REQUIRED WORK -
Reproduce every line of the material below word for word, leaving out the pictures.
** Start of SOURCE MATERIAL **
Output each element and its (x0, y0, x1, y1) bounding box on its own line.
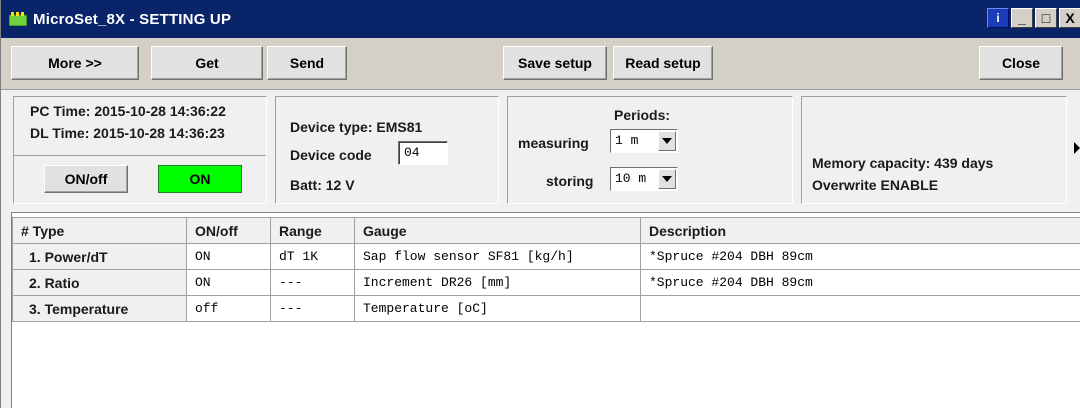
row-type[interactable]: 3. Temperature (12, 295, 187, 322)
row-range[interactable]: dT 1K (270, 243, 355, 270)
row-description[interactable]: *Spruce #204 DBH 89cm (640, 269, 1080, 296)
pc-time: PC Time: 2015-10-28 14:36:22 (30, 103, 226, 119)
device-panel: Device type: EMS81 Device code 04 Batt: … (275, 96, 499, 204)
col-header-gauge[interactable]: Gauge (354, 217, 641, 244)
save-setup-button[interactable]: Save setup (503, 46, 607, 80)
app-window: MicroSet_8X - SETTING UP i _ □ X More >>… (0, 0, 1080, 408)
chevron-down-icon[interactable] (658, 169, 676, 189)
minimize-button[interactable]: _ (1011, 8, 1033, 28)
close-button[interactable]: Close (979, 46, 1063, 80)
row-type[interactable]: 2. Ratio (12, 269, 187, 296)
read-setup-button[interactable]: Read setup (613, 46, 713, 80)
scroll-right-icon[interactable] (1074, 142, 1080, 154)
table-header-row: # Type ON/off Range Gauge Description (12, 217, 1080, 244)
close-window-button[interactable]: X (1059, 8, 1080, 28)
storing-label: storing (546, 173, 594, 189)
device-type: Device type: EMS81 (290, 119, 423, 135)
toolbar: More >> Get Send Save setup Read setup C… (1, 38, 1080, 90)
row-description[interactable]: *Spruce #204 DBH 89cm (640, 243, 1080, 270)
measuring-select[interactable]: 1 m (610, 129, 678, 153)
dl-time: DL Time: 2015-10-28 14:36:23 (30, 125, 225, 141)
chevron-down-icon[interactable] (658, 131, 676, 151)
periods-panel: Periods: measuring 1 m storing 10 m (507, 96, 793, 204)
send-button[interactable]: Send (267, 46, 347, 80)
col-header-onoff[interactable]: ON/off (186, 217, 271, 244)
row-onoff[interactable]: off (186, 295, 271, 322)
row-range[interactable]: --- (270, 269, 355, 296)
storing-select[interactable]: 10 m (610, 167, 678, 191)
onoff-button[interactable]: ON/off (44, 165, 128, 193)
window-title: MicroSet_8X - SETTING UP (33, 10, 232, 28)
overwrite-status: Overwrite ENABLE (812, 177, 939, 193)
table-row[interactable]: 1. Power/dT ON dT 1K Sap flow sensor SF8… (12, 243, 1080, 270)
table-row[interactable]: 2. Ratio ON --- Increment DR26 [mm] *Spr… (12, 269, 1080, 296)
app-icon (8, 12, 28, 27)
storing-value: 10 m (615, 171, 647, 186)
title-bar[interactable]: MicroSet_8X - SETTING UP i _ □ X (1, 0, 1080, 38)
table-row[interactable]: 3. Temperature off --- Temperature [oC] (12, 295, 1080, 322)
maximize-button[interactable]: □ (1035, 8, 1057, 28)
col-header-description[interactable]: Description (640, 217, 1080, 244)
status-indicator: ON (158, 165, 242, 193)
row-onoff[interactable]: ON (186, 269, 271, 296)
row-gauge[interactable]: Temperature [oC] (354, 295, 641, 322)
more-button[interactable]: More >> (11, 46, 139, 80)
measuring-value: 1 m (615, 133, 639, 148)
row-range[interactable]: --- (270, 295, 355, 322)
channel-grid: # Type ON/off Range Gauge Description 1.… (11, 212, 1080, 408)
info-icon[interactable]: i (987, 8, 1009, 28)
periods-title: Periods: (614, 107, 671, 123)
device-code-label: Device code (290, 147, 372, 163)
battery-voltage: Batt: 12 V (290, 177, 355, 193)
row-type[interactable]: 1. Power/dT (12, 243, 187, 270)
channel-table: # Type ON/off Range Gauge Description 1.… (12, 217, 1080, 322)
row-gauge[interactable]: Sap flow sensor SF81 [kg/h] (354, 243, 641, 270)
device-code-field[interactable]: 04 (398, 141, 448, 165)
time-panel: PC Time: 2015-10-28 14:36:22 DL Time: 20… (13, 96, 267, 204)
measuring-label: measuring (518, 135, 589, 151)
col-header-type[interactable]: # Type (12, 217, 187, 244)
row-gauge[interactable]: Increment DR26 [mm] (354, 269, 641, 296)
col-header-range[interactable]: Range (270, 217, 355, 244)
row-description[interactable] (640, 295, 1080, 322)
memory-capacity: Memory capacity: 439 days (812, 155, 994, 171)
memory-panel: Memory capacity: 439 days Overwrite ENAB… (801, 96, 1067, 204)
row-onoff[interactable]: ON (186, 243, 271, 270)
get-button[interactable]: Get (151, 46, 263, 80)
** End of SOURCE MATERIAL **
WRITTEN ANSWER -
Output each element and its (x0, y0, x1, y1) bounding box on its own line.
row-type[interactable]: 3. Temperature (12, 295, 187, 322)
row-range[interactable]: dT 1K (270, 243, 355, 270)
row-description[interactable]: *Spruce #204 DBH 89cm (640, 269, 1080, 296)
pc-time: PC Time: 2015-10-28 14:36:22 (30, 103, 226, 119)
device-panel: Device type: EMS81 Device code 04 Batt: … (275, 96, 499, 204)
col-header-gauge[interactable]: Gauge (354, 217, 641, 244)
save-setup-button[interactable]: Save setup (503, 46, 607, 80)
app-window: MicroSet_8X - SETTING UP i _ □ X More >>… (0, 0, 1080, 408)
chevron-down-icon[interactable] (658, 169, 676, 189)
minimize-button[interactable]: _ (1011, 8, 1033, 28)
close-button[interactable]: Close (979, 46, 1063, 80)
row-type[interactable]: 2. Ratio (12, 269, 187, 296)
read-setup-button[interactable]: Read setup (613, 46, 713, 80)
scroll-right-icon[interactable] (1074, 142, 1080, 154)
table-header-row: # Type ON/off Range Gauge Description (12, 217, 1080, 244)
close-window-button[interactable]: X (1059, 8, 1080, 28)
storing-label: storing (546, 173, 594, 189)
device-type: Device type: EMS81 (290, 119, 423, 135)
toolbar: More >> Get Send Save setup Read setup C… (1, 38, 1080, 90)
row-description[interactable]: *Spruce #204 DBH 89cm (640, 243, 1080, 270)
measuring-select[interactable]: 1 m (610, 129, 678, 153)
dl-time: DL Time: 2015-10-28 14:36:23 (30, 125, 225, 141)
chevron-down-icon[interactable] (658, 131, 676, 151)
periods-panel: Periods: measuring 1 m storing 10 m (507, 96, 793, 204)
send-button[interactable]: Send (267, 46, 347, 80)
col-header-onoff[interactable]: ON/off (186, 217, 271, 244)
row-onoff[interactable]: off (186, 295, 271, 322)
row-range[interactable]: --- (270, 269, 355, 296)
storing-select[interactable]: 10 m (610, 167, 678, 191)
onoff-button[interactable]: ON/off (44, 165, 128, 193)
window-title: MicroSet_8X - SETTING UP (33, 10, 232, 28)
overwrite-status: Overwrite ENABLE (812, 177, 939, 193)
table-row[interactable]: 1. Power/dT ON dT 1K Sap flow sensor SF8… (12, 243, 1080, 270)
table-row[interactable]: 2. Ratio ON --- Increment DR26 [mm] *Spr… (12, 269, 1080, 296)
app-icon (8, 12, 28, 27)
storing-value: 10 m (615, 171, 647, 186)
title-bar[interactable]: MicroSet_8X - SETTING UP i _ □ X (1, 0, 1080, 38)
table-row[interactable]: 3. Temperature off --- Temperature [oC] (12, 295, 1080, 322)
maximize-button[interactable]: □ (1035, 8, 1057, 28)
col-header-description[interactable]: Description (640, 217, 1080, 244)
status-indicator: ON (158, 165, 242, 193)
row-onoff[interactable]: ON (186, 269, 271, 296)
row-gauge[interactable]: Temperature [oC] (354, 295, 641, 322)
more-button[interactable]: More >> (11, 46, 139, 80)
measuring-value: 1 m (615, 133, 639, 148)
row-range[interactable]: --- (270, 295, 355, 322)
channel-grid: # Type ON/off Range Gauge Description 1.… (11, 212, 1080, 408)
info-icon[interactable]: i (987, 8, 1009, 28)
periods-title: Periods: (614, 107, 671, 123)
device-code-label: Device code (290, 147, 372, 163)
battery-voltage: Batt: 12 V (290, 177, 355, 193)
row-type[interactable]: 1. Power/dT (12, 243, 187, 270)
channel-table: # Type ON/off Range Gauge Description 1.… (12, 217, 1080, 322)
row-gauge[interactable]: Sap flow sensor SF81 [kg/h] (354, 243, 641, 270)
device-code-field[interactable]: 04 (398, 141, 448, 165)
time-panel: PC Time: 2015-10-28 14:36:22 DL Time: 20… (13, 96, 267, 204)
measuring-label: measuring (518, 135, 589, 151)
col-header-type[interactable]: # Type (12, 217, 187, 244)
row-gauge[interactable]: Increment DR26 [mm] (354, 269, 641, 296)
col-header-range[interactable]: Range (270, 217, 355, 244)
row-description[interactable] (640, 295, 1080, 322)
memory-capacity: Memory capacity: 439 days (812, 155, 994, 171)
memory-panel: Memory capacity: 439 days Overwrite ENAB… (801, 96, 1067, 204)
row-onoff[interactable]: ON (186, 243, 271, 270)
get-button[interactable]: Get (151, 46, 263, 80)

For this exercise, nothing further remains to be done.